» **TO DO**
Could you write out the records below exactly as they appear?
__________
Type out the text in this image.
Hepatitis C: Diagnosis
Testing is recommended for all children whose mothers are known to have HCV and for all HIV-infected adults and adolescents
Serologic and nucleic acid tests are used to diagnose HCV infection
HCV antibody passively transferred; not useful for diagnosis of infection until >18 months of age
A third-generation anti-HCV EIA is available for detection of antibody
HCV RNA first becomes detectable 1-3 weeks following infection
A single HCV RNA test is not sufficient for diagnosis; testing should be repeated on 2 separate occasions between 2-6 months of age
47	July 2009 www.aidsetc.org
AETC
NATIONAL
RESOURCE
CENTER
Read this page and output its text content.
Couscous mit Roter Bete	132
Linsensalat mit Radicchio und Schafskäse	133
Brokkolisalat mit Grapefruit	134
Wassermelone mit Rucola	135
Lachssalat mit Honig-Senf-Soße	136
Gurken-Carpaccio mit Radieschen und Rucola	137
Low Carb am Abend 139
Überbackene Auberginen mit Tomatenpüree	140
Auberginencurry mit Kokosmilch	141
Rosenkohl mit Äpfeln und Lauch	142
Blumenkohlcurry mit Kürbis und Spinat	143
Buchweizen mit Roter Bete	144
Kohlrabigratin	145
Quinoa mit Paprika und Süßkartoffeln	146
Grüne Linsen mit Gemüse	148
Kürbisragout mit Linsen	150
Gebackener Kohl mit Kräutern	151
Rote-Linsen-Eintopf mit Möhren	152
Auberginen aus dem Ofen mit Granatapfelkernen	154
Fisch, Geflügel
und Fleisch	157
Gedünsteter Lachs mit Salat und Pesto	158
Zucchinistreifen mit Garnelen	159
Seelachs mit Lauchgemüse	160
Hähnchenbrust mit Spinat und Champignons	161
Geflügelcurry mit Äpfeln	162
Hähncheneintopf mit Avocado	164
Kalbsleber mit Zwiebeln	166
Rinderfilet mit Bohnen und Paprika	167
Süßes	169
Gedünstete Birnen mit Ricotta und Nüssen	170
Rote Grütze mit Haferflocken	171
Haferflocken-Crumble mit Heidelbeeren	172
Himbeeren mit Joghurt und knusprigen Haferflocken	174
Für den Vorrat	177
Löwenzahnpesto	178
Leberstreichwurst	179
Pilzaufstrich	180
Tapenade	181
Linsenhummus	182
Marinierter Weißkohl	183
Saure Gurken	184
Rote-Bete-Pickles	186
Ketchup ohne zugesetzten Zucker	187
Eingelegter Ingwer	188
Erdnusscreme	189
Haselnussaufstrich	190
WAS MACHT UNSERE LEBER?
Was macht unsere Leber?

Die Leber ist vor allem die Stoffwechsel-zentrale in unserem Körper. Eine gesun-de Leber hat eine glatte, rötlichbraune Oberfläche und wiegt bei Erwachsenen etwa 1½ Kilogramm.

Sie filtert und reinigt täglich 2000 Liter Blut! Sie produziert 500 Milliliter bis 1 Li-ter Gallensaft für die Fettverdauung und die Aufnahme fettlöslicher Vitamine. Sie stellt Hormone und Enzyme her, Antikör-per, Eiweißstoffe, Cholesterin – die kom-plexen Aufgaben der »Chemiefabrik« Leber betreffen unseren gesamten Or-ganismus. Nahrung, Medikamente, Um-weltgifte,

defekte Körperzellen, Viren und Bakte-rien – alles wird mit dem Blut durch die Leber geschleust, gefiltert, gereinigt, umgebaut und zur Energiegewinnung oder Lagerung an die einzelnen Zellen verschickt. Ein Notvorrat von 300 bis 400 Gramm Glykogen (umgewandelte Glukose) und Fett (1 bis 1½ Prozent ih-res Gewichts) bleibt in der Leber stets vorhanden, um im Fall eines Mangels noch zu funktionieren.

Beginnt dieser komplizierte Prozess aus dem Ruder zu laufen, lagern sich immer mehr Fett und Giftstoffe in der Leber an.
__________
» **TASK OUTPUT**
Type out the text in this image.
Hepatitis C: Diagnosis
Testing is recommended for all children whose mothers are known to have HCV and for all HIV-infected adults and adolescents
Serologic and nucleic acid tests are used to diagnose HCV infection
HCV antibody passively transferred; not useful for diagnosis of infection until >18 months of age
A third-generation anti-HCV EIA is available for detection of antibody
HCV RNA first becomes detectable 1-3 weeks following infection
A single HCV RNA test is not sufficient for diagnosis; testing should be repeated on 2 separate occasions between 2-6 months of age
47	July 2009 www.aidsetc.org
AETC
NATIONAL
RESOURCE
CENTER
Read this page and output its text content.
Couscous mit Roter Bete	132
Linsensalat mit Radicchio und Schafskäse	133
Brokkolisalat mit Grapefruit	134
Wassermelone mit Rucola	135
Lachssalat mit Honig-Senf-Soße	136
Gurken-Carpaccio mit Radieschen und Rucola	137
Low Carb am Abend 139
Überbackene Auberginen mit Tomatenpüree	140
Auberginencurry mit Kokosmilch	141
Rosenkohl mit Äpfeln und Lauch	142
Blumenkohlcurry mit Kürbis und Spinat	143
Buchweizen mit Roter Bete	144
Kohlrabigratin	145
Quinoa mit Paprika und Süßkartoffeln	146
Grüne Linsen mit Gemüse	148
Kürbisragout mit Linsen	150
Gebackener Kohl mit Kräutern	151
Rote-Linsen-Eintopf mit Möhren	152
Auberginen aus dem Ofen mit Granatapfelkernen	154
Fisch, Geflügel
und Fleisch	157
Gedünsteter Lachs mit Salat und Pesto	158
Zucchinistreifen mit Garnelen	159
Seelachs mit Lauchgemüse	160
Hähnchenbrust mit Spinat und Champignons	161
Geflügelcurry mit Äpfeln	162
Hähncheneintopf mit Avocado	164
Kalbsleber mit Zwiebeln	166
Rinderfilet mit Bohnen und Paprika	167
Süßes	169
Gedünstete Birnen mit Ricotta und Nüssen	170
Rote Grütze mit Haferflocken	171
Haferflocken-Crumble mit Heidelbeeren	172
Himbeeren mit Joghurt und knusprigen Haferflocken	174
Für den Vorrat	177
Löwenzahnpesto	178
Leberstreichwurst	179
Pilzaufstrich	180
Tapenade	181
Linsenhummus	182
Marinierter Weißkohl	183
Saure Gurken	184
Rote-Bete-Pickles	186
Ketchup ohne zugesetzten Zucker	187
Eingelegter Ingwer	188
Erdnusscreme	189
Haselnussaufstrich	190
WAS MACHT UNSERE LEBER?
Was macht unsere Leber?

Die Leber ist vor allem die Stoffwechsel-zentrale in unserem Körper. Eine gesun-de Leber hat eine glatte, rötlichbraune Oberfläche und wiegt bei Erwachsenen etwa 1½ Kilogramm.

Sie filtert und reinigt täglich 2000 Liter Blut! Sie produziert 500 Milliliter bis 1 Li-ter Gallensaft für die Fettverdauung und die Aufnahme fettlöslicher Vitamine. Sie stellt Hormone und Enzyme her, Antikör-per, Eiweißstoffe, Cholesterin – die kom-plexen Aufgaben der »Chemiefabrik« Leber betreffen unseren gesamten Or-ganismus. Nahrung, Medikamente, Um-weltgifte,

defekte Körperzellen, Viren und Bakte-rien – alles wird mit dem Blut durch die Leber geschleust, gefiltert, gereinigt, umgebaut und zur Energiegewinnung oder Lagerung an die einzelnen Zellen verschickt. Ein Notvorrat von 300 bis 400 Gramm Glykogen (umgewandelte Glukose) und Fett (1 bis 1½ Prozent ih-res Gewichts) bleibt in der Leber stets vorhanden, um im Fall eines Mangels noch zu funktionieren.

Beginnt dieser komplizierte Prozess aus dem Ruder zu laufen, lagern sich immer mehr Fett und Giftstoffe in der Leber an.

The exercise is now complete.